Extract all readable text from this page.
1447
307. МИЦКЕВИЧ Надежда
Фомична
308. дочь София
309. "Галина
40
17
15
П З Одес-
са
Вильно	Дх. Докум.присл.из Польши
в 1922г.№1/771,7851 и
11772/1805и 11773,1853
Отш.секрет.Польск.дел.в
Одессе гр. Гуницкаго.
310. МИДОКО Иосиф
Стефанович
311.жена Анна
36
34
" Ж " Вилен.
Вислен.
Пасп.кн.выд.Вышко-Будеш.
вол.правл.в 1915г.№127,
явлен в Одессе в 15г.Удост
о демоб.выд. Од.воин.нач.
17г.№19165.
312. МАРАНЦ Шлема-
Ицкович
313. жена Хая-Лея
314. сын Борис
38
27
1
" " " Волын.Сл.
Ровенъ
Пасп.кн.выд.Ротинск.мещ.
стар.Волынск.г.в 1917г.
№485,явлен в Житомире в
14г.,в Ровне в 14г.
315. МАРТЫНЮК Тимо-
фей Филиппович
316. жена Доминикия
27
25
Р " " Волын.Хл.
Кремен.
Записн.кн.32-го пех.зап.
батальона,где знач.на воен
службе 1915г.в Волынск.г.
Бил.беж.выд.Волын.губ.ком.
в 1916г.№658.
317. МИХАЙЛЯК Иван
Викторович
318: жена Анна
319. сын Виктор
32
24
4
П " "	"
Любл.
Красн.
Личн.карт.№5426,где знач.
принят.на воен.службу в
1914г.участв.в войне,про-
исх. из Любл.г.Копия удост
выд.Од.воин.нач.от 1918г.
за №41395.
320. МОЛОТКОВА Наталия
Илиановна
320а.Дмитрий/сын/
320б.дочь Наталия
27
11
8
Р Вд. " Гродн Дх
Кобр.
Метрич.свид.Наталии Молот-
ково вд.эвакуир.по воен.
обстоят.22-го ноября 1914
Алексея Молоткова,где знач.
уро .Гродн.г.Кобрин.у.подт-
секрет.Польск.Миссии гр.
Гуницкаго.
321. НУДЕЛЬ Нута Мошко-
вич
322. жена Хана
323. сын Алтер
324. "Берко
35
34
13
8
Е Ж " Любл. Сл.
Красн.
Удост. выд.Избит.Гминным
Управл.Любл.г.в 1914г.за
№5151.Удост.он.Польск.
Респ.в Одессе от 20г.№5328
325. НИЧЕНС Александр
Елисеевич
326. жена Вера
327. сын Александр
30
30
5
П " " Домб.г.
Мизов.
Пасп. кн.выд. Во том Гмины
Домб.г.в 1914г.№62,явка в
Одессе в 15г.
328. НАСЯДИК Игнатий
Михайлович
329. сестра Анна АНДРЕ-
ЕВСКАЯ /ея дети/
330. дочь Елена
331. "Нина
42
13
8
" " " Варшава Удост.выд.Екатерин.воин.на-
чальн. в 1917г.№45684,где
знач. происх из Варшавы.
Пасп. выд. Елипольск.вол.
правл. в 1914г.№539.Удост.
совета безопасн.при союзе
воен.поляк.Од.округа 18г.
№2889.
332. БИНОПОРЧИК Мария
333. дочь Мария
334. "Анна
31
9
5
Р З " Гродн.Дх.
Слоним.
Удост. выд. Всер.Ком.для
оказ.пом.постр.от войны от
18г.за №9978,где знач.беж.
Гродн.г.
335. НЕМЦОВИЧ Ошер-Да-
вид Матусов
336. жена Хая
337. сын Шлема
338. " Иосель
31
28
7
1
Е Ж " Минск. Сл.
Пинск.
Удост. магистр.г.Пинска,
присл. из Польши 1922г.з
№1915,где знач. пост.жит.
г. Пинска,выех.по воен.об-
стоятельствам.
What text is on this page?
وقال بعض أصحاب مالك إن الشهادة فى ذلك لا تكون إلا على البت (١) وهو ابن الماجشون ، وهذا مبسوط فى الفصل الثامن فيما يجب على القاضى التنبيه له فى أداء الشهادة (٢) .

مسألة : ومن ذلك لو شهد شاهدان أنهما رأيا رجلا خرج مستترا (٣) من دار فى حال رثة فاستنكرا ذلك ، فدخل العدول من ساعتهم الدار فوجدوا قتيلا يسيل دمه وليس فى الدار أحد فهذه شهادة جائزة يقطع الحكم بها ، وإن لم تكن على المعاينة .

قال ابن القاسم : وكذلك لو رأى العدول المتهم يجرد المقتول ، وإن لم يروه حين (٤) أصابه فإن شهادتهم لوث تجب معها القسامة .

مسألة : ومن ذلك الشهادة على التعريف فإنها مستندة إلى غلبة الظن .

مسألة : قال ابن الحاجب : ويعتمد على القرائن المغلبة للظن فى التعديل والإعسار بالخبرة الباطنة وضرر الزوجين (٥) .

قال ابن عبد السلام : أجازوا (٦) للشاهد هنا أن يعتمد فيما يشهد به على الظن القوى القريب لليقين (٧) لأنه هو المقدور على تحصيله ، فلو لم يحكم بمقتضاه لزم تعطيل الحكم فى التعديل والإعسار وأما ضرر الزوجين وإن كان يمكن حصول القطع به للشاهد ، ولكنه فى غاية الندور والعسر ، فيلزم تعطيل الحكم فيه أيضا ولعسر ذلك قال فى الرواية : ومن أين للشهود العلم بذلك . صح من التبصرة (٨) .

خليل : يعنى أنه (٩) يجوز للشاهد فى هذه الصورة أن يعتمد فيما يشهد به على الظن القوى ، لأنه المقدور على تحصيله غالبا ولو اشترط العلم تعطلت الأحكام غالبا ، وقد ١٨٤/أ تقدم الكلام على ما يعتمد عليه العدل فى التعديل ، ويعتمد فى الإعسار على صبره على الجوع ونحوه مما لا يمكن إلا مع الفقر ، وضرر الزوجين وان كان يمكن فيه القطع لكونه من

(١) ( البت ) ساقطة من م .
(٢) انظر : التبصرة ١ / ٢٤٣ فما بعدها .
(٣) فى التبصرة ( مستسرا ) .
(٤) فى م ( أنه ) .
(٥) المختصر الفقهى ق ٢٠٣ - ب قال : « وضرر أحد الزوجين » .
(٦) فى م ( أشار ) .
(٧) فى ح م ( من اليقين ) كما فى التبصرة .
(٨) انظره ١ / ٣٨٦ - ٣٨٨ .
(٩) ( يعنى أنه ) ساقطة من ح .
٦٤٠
——————————
**Stated problem**
Once more, set down the full listing, verbatim.

**Written answer**
Extract all readable text from this page.
1447
307. МИЦКЕВИЧ Надежда
Фомична
308. дочь София
309. "Галина
40
17
15
П З Одес-
са
Вильно	Дх. Докум.присл.из Польши
в 1922г.№1/771,7851 и
11772/1805и 11773,1853
Отш.секрет.Польск.дел.в
Одессе гр. Гуницкаго.
310. МИДОКО Иосиф
Стефанович
311.жена Анна
36
34
" Ж " Вилен.
Вислен.
Пасп.кн.выд.Вышко-Будеш.
вол.правл.в 1915г.№127,
явлен в Одессе в 15г.Удост
о демоб.выд. Од.воин.нач.
17г.№19165.
312. МАРАНЦ Шлема-
Ицкович
313. жена Хая-Лея
314. сын Борис
38
27
1
" " " Волын.Сл.
Ровенъ
Пасп.кн.выд.Ротинск.мещ.
стар.Волынск.г.в 1917г.
№485,явлен в Житомире в
14г.,в Ровне в 14г.
315. МАРТЫНЮК Тимо-
фей Филиппович
316. жена Доминикия
27
25
Р " " Волын.Хл.
Кремен.
Записн.кн.32-го пех.зап.
батальона,где знач.на воен
службе 1915г.в Волынск.г.
Бил.беж.выд.Волын.губ.ком.
в 1916г.№658.
317. МИХАЙЛЯК Иван
Викторович
318: жена Анна
319. сын Виктор
32
24
4
П " "	"
Любл.
Красн.
Личн.карт.№5426,где знач.
принят.на воен.службу в
1914г.участв.в войне,про-
исх. из Любл.г.Копия удост
выд.Од.воин.нач.от 1918г.
за №41395.
320. МОЛОТКОВА Наталия
Илиановна
320а.Дмитрий/сын/
320б.дочь Наталия
27
11
8
Р Вд. " Гродн Дх
Кобр.
Метрич.свид.Наталии Молот-
ково вд.эвакуир.по воен.
обстоят.22-го ноября 1914
Алексея Молоткова,где знач.
уро .Гродн.г.Кобрин.у.подт-
секрет.Польск.Миссии гр.
Гуницкаго.
321. НУДЕЛЬ Нута Мошко-
вич
322. жена Хана
323. сын Алтер
324. "Берко
35
34
13
8
Е Ж " Любл. Сл.
Красн.
Удост. выд.Избит.Гминным
Управл.Любл.г.в 1914г.за
№5151.Удост.он.Польск.
Респ.в Одессе от 20г.№5328
325. НИЧЕНС Александр
Елисеевич
326. жена Вера
327. сын Александр
30
30
5
П " " Домб.г.
Мизов.
Пасп. кн.выд. Во том Гмины
Домб.г.в 1914г.№62,явка в
Одессе в 15г.
328. НАСЯДИК Игнатий
Михайлович
329. сестра Анна АНДРЕ-
ЕВСКАЯ /ея дети/
330. дочь Елена
331. "Нина
42
13
8
" " " Варшава Удост.выд.Екатерин.воин.на-
чальн. в 1917г.№45684,где
знач. происх из Варшавы.
Пасп. выд. Елипольск.вол.
правл. в 1914г.№539.Удост.
совета безопасн.при союзе
воен.поляк.Од.округа 18г.
№2889.
332. БИНОПОРЧИК Мария
333. дочь Мария
334. "Анна
31
9
5
Р З " Гродн.Дх.
Слоним.
Удост. выд. Всер.Ком.для
оказ.пом.постр.от войны от
18г.за №9978,где знач.беж.
Гродн.г.
335. НЕМЦОВИЧ Ошер-Да-
вид Матусов
336. жена Хая
337. сын Шлема
338. " Иосель
31
28
7
1
Е Ж " Минск. Сл.
Пинск.
Удост. магистр.г.Пинска,
присл. из Польши 1922г.з
№1915,где знач. пост.жит.
г. Пинска,выех.по воен.об-
стоятельствам.
What text is on this page?
وقال بعض أصحاب مالك إن الشهادة فى ذلك لا تكون إلا على البت (١) وهو ابن الماجشون ، وهذا مبسوط فى الفصل الثامن فيما يجب على القاضى التنبيه له فى أداء الشهادة (٢) .

مسألة : ومن ذلك لو شهد شاهدان أنهما رأيا رجلا خرج مستترا (٣) من دار فى حال رثة فاستنكرا ذلك ، فدخل العدول من ساعتهم الدار فوجدوا قتيلا يسيل دمه وليس فى الدار أحد فهذه شهادة جائزة يقطع الحكم بها ، وإن لم تكن على المعاينة .

قال ابن القاسم : وكذلك لو رأى العدول المتهم يجرد المقتول ، وإن لم يروه حين (٤) أصابه فإن شهادتهم لوث تجب معها القسامة .

مسألة : ومن ذلك الشهادة على التعريف فإنها مستندة إلى غلبة الظن .

مسألة : قال ابن الحاجب : ويعتمد على القرائن المغلبة للظن فى التعديل والإعسار بالخبرة الباطنة وضرر الزوجين (٥) .

قال ابن عبد السلام : أجازوا (٦) للشاهد هنا أن يعتمد فيما يشهد به على الظن القوى القريب لليقين (٧) لأنه هو المقدور على تحصيله ، فلو لم يحكم بمقتضاه لزم تعطيل الحكم فى التعديل والإعسار وأما ضرر الزوجين وإن كان يمكن حصول القطع به للشاهد ، ولكنه فى غاية الندور والعسر ، فيلزم تعطيل الحكم فيه أيضا ولعسر ذلك قال فى الرواية : ومن أين للشهود العلم بذلك . صح من التبصرة (٨) .

خليل : يعنى أنه (٩) يجوز للشاهد فى هذه الصورة أن يعتمد فيما يشهد به على الظن القوى ، لأنه المقدور على تحصيله غالبا ولو اشترط العلم تعطلت الأحكام غالبا ، وقد ١٨٤/أ تقدم الكلام على ما يعتمد عليه العدل فى التعديل ، ويعتمد فى الإعسار على صبره على الجوع ونحوه مما لا يمكن إلا مع الفقر ، وضرر الزوجين وان كان يمكن فيه القطع لكونه من

(١) ( البت ) ساقطة من م .
(٢) انظر : التبصرة ١ / ٢٤٣ فما بعدها .
(٣) فى التبصرة ( مستسرا ) .
(٤) فى م ( أنه ) .
(٥) المختصر الفقهى ق ٢٠٣ - ب قال : « وضرر أحد الزوجين » .
(٦) فى م ( أشار ) .
(٧) فى ح م ( من اليقين ) كما فى التبصرة .
(٨) انظره ١ / ٣٨٦ - ٣٨٨ .
(٩) ( يعنى أنه ) ساقطة من ح .
٦٤٠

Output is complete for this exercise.